§ **Task brief**:
Copy down all of the data underneath, exactly as shown.
• • • •
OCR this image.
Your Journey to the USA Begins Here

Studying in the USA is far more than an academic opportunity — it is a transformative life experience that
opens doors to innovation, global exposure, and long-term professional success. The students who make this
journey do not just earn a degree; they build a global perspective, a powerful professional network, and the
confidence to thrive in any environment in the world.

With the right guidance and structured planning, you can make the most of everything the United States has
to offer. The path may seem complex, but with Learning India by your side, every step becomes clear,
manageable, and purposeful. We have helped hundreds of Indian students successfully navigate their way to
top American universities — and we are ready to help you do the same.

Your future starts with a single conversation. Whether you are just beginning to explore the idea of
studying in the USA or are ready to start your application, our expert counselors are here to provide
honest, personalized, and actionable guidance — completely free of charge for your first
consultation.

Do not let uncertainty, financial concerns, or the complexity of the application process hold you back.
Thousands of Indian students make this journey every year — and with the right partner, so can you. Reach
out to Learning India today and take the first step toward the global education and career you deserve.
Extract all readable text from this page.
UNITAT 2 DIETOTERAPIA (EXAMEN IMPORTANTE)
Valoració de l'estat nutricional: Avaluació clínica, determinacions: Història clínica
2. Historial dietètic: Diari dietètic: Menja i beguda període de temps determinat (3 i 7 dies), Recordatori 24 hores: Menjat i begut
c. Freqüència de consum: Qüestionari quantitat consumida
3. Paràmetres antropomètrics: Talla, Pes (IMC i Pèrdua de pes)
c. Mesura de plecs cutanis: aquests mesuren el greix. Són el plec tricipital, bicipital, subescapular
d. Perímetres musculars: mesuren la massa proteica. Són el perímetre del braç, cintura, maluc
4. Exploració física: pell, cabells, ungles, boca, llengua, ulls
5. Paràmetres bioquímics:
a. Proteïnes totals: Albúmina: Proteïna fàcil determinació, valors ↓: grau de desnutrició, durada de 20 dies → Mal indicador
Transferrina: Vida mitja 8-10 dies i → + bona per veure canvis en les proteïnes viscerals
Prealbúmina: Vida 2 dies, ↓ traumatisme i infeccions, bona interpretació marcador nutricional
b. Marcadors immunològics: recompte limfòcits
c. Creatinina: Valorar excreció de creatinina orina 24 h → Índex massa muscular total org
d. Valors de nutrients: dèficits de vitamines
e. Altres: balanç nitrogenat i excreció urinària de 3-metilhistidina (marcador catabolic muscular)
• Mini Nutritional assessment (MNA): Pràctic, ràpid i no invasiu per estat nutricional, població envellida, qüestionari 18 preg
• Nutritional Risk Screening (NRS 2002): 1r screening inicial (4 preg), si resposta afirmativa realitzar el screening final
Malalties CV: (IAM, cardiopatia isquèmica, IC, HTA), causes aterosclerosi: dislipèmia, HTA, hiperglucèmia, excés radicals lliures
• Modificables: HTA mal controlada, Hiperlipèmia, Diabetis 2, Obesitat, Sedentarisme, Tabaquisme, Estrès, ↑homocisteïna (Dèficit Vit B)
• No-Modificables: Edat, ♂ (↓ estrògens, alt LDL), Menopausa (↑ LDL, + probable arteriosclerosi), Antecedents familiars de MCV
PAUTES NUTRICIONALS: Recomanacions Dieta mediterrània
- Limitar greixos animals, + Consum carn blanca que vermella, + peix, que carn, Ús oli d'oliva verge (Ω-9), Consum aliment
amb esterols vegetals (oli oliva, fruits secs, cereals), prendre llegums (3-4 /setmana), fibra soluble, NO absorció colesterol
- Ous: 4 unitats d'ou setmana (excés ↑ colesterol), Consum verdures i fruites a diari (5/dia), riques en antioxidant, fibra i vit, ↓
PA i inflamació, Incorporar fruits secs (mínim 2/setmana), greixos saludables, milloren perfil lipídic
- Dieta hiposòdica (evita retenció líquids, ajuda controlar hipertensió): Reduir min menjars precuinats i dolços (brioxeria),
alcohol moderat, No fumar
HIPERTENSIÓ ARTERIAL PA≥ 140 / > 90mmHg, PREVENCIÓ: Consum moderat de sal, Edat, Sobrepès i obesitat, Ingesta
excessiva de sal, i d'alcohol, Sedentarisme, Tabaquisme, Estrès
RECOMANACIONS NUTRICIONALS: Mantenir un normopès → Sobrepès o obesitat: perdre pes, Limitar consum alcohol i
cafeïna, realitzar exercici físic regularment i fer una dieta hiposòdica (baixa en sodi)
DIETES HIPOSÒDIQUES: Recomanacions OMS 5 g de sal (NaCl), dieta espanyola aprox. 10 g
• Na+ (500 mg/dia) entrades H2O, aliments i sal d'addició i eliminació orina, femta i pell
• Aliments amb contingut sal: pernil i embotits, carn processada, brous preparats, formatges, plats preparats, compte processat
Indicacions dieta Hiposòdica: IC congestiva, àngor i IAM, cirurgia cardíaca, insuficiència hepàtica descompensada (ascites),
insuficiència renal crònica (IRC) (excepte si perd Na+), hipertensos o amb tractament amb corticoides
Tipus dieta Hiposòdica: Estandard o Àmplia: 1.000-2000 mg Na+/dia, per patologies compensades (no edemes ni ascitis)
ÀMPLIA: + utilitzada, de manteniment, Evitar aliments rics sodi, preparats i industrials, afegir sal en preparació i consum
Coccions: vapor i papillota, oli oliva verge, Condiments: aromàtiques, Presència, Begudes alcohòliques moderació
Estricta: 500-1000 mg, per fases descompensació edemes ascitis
• • • •
§ **Final result**:
OCR this image.
Your Journey to the USA Begins Here

Studying in the USA is far more than an academic opportunity — it is a transformative life experience that
opens doors to innovation, global exposure, and long-term professional success. The students who make this
journey do not just earn a degree; they build a global perspective, a powerful professional network, and the
confidence to thrive in any environment in the world.

With the right guidance and structured planning, you can make the most of everything the United States has
to offer. The path may seem complex, but with Learning India by your side, every step becomes clear,
manageable, and purposeful. We have helped hundreds of Indian students successfully navigate their way to
top American universities — and we are ready to help you do the same.

Your future starts with a single conversation. Whether you are just beginning to explore the idea of
studying in the USA or are ready to start your application, our expert counselors are here to provide
honest, personalized, and actionable guidance — completely free of charge for your first
consultation.

Do not let uncertainty, financial concerns, or the complexity of the application process hold you back.
Thousands of Indian students make this journey every year — and with the right partner, so can you. Reach
out to Learning India today and take the first step toward the global education and career you deserve.
Extract all readable text from this page.
UNITAT 2 DIETOTERAPIA (EXAMEN IMPORTANTE)
Valoració de l'estat nutricional: Avaluació clínica, determinacions: Història clínica
2. Historial dietètic: Diari dietètic: Menja i beguda període de temps determinat (3 i 7 dies), Recordatori 24 hores: Menjat i begut
c. Freqüència de consum: Qüestionari quantitat consumida
3. Paràmetres antropomètrics: Talla, Pes (IMC i Pèrdua de pes)
c. Mesura de plecs cutanis: aquests mesuren el greix. Són el plec tricipital, bicipital, subescapular
d. Perímetres musculars: mesuren la massa proteica. Són el perímetre del braç, cintura, maluc
4. Exploració física: pell, cabells, ungles, boca, llengua, ulls
5. Paràmetres bioquímics:
a. Proteïnes totals: Albúmina: Proteïna fàcil determinació, valors ↓: grau de desnutrició, durada de 20 dies → Mal indicador
Transferrina: Vida mitja 8-10 dies i → + bona per veure canvis en les proteïnes viscerals
Prealbúmina: Vida 2 dies, ↓ traumatisme i infeccions, bona interpretació marcador nutricional
b. Marcadors immunològics: recompte limfòcits
c. Creatinina: Valorar excreció de creatinina orina 24 h → Índex massa muscular total org
d. Valors de nutrients: dèficits de vitamines
e. Altres: balanç nitrogenat i excreció urinària de 3-metilhistidina (marcador catabolic muscular)
• Mini Nutritional assessment (MNA): Pràctic, ràpid i no invasiu per estat nutricional, població envellida, qüestionari 18 preg
• Nutritional Risk Screening (NRS 2002): 1r screening inicial (4 preg), si resposta afirmativa realitzar el screening final
Malalties CV: (IAM, cardiopatia isquèmica, IC, HTA), causes aterosclerosi: dislipèmia, HTA, hiperglucèmia, excés radicals lliures
• Modificables: HTA mal controlada, Hiperlipèmia, Diabetis 2, Obesitat, Sedentarisme, Tabaquisme, Estrès, ↑homocisteïna (Dèficit Vit B)
• No-Modificables: Edat, ♂ (↓ estrògens, alt LDL), Menopausa (↑ LDL, + probable arteriosclerosi), Antecedents familiars de MCV
PAUTES NUTRICIONALS: Recomanacions Dieta mediterrània
- Limitar greixos animals, + Consum carn blanca que vermella, + peix, que carn, Ús oli d'oliva verge (Ω-9), Consum aliment
amb esterols vegetals (oli oliva, fruits secs, cereals), prendre llegums (3-4 /setmana), fibra soluble, NO absorció colesterol
- Ous: 4 unitats d'ou setmana (excés ↑ colesterol), Consum verdures i fruites a diari (5/dia), riques en antioxidant, fibra i vit, ↓
PA i inflamació, Incorporar fruits secs (mínim 2/setmana), greixos saludables, milloren perfil lipídic
- Dieta hiposòdica (evita retenció líquids, ajuda controlar hipertensió): Reduir min menjars precuinats i dolços (brioxeria),
alcohol moderat, No fumar
HIPERTENSIÓ ARTERIAL PA≥ 140 / > 90mmHg, PREVENCIÓ: Consum moderat de sal, Edat, Sobrepès i obesitat, Ingesta
excessiva de sal, i d'alcohol, Sedentarisme, Tabaquisme, Estrès
RECOMANACIONS NUTRICIONALS: Mantenir un normopès → Sobrepès o obesitat: perdre pes, Limitar consum alcohol i
cafeïna, realitzar exercici físic regularment i fer una dieta hiposòdica (baixa en sodi)
DIETES HIPOSÒDIQUES: Recomanacions OMS 5 g de sal (NaCl), dieta espanyola aprox. 10 g
• Na+ (500 mg/dia) entrades H2O, aliments i sal d'addició i eliminació orina, femta i pell
• Aliments amb contingut sal: pernil i embotits, carn processada, brous preparats, formatges, plats preparats, compte processat
Indicacions dieta Hiposòdica: IC congestiva, àngor i IAM, cirurgia cardíaca, insuficiència hepàtica descompensada (ascites),
insuficiència renal crònica (IRC) (excepte si perd Na+), hipertensos o amb tractament amb corticoides
Tipus dieta Hiposòdica: Estandard o Àmplia: 1.000-2000 mg Na+/dia, per patologies compensades (no edemes ni ascitis)
ÀMPLIA: + utilitzada, de manteniment, Evitar aliments rics sodi, preparats i industrials, afegir sal en preparació i consum
Coccions: vapor i papillota, oli oliva verge, Condiments: aromàtiques, Presència, Begudes alcohòliques moderació
Estricta: 500-1000 mg, per fases descompensació edemes ascitis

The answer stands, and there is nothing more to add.